# Records for the exercise:
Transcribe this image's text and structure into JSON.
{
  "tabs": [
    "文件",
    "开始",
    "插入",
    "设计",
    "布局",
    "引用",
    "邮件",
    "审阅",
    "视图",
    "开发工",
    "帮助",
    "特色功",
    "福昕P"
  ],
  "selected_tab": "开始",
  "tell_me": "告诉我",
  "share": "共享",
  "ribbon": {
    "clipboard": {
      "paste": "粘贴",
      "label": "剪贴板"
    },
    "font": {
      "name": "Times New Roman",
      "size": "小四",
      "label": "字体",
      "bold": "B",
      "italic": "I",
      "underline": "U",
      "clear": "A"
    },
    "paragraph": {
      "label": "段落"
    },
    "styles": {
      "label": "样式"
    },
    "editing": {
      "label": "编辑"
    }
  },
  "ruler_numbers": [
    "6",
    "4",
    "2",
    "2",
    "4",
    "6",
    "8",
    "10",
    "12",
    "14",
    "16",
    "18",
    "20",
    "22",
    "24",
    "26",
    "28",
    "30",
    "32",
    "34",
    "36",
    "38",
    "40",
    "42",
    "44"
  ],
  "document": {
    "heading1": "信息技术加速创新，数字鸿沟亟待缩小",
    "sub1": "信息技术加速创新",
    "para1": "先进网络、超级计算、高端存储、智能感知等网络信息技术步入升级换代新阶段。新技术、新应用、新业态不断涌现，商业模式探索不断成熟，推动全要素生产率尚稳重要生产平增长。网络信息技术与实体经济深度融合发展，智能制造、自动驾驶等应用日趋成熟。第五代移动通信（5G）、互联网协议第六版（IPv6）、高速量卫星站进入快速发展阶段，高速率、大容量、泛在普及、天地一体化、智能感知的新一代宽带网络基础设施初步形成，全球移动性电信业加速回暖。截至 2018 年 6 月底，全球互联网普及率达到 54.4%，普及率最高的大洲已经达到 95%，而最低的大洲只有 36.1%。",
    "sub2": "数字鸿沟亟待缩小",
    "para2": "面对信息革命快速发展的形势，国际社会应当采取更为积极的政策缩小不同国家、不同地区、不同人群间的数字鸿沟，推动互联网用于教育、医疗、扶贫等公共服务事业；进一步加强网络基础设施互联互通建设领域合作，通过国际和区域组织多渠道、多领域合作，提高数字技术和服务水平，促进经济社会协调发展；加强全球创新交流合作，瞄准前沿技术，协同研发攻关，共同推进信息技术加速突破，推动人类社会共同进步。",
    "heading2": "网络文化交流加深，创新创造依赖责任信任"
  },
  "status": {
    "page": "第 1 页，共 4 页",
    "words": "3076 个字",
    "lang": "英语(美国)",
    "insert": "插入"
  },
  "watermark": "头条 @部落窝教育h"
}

# Task prompt:
Retype all of the material above with every character intact.

# Task result:
Transcribe this image's text and structure into JSON.
{
  "tabs": [
    "文件",
    "开始",
    "插入",
    "设计",
    "布局",
    "引用",
    "邮件",
    "审阅",
    "视图",
    "开发工",
    "帮助",
    "特色功",
    "福昕P"
  ],
  "selected_tab": "开始",
  "tell_me": "告诉我",
  "share": "共享",
  "ribbon": {
    "clipboard": {
      "paste": "粘贴",
      "label": "剪贴板"
    },
    "font": {
      "name": "Times New Roman",
      "size": "小四",
      "label": "字体",
      "bold": "B",
      "italic": "I",
      "underline": "U",
      "clear": "A"
    },
    "paragraph": {
      "label": "段落"
    },
    "styles": {
      "label": "样式"
    },
    "editing": {
      "label": "编辑"
    }
  },
  "ruler_numbers": [
    "6",
    "4",
    "2",
    "2",
    "4",
    "6",
    "8",
    "10",
    "12",
    "14",
    "16",
    "18",
    "20",
    "22",
    "24",
    "26",
    "28",
    "30",
    "32",
    "34",
    "36",
    "38",
    "40",
    "42",
    "44"
  ],
  "document": {
    "heading1": "信息技术加速创新，数字鸿沟亟待缩小",
    "sub1": "信息技术加速创新",
    "para1": "先进网络、超级计算、高端存储、智能感知等网络信息技术步入升级换代新阶段。新技术、新应用、新业态不断涌现，商业模式探索不断成熟，推动全要素生产率尚稳重要生产平增长。网络信息技术与实体经济深度融合发展，智能制造、自动驾驶等应用日趋成熟。第五代移动通信（5G）、互联网协议第六版（IPv6）、高速量卫星站进入快速发展阶段，高速率、大容量、泛在普及、天地一体化、智能感知的新一代宽带网络基础设施初步形成，全球移动性电信业加速回暖。截至 2018 年 6 月底，全球互联网普及率达到 54.4%，普及率最高的大洲已经达到 95%，而最低的大洲只有 36.1%。",
    "sub2": "数字鸿沟亟待缩小",
    "para2": "面对信息革命快速发展的形势，国际社会应当采取更为积极的政策缩小不同国家、不同地区、不同人群间的数字鸿沟，推动互联网用于教育、医疗、扶贫等公共服务事业；进一步加强网络基础设施互联互通建设领域合作，通过国际和区域组织多渠道、多领域合作，提高数字技术和服务水平，促进经济社会协调发展；加强全球创新交流合作，瞄准前沿技术，协同研发攻关，共同推进信息技术加速突破，推动人类社会共同进步。",
    "heading2": "网络文化交流加深，创新创造依赖责任信任"
  },
  "status": {
    "page": "第 1 页，共 4 页",
    "words": "3076 个字",
    "lang": "英语(美国)",
    "insert": "插入"
  },
  "watermark": "头条 @部落窝教育h"
}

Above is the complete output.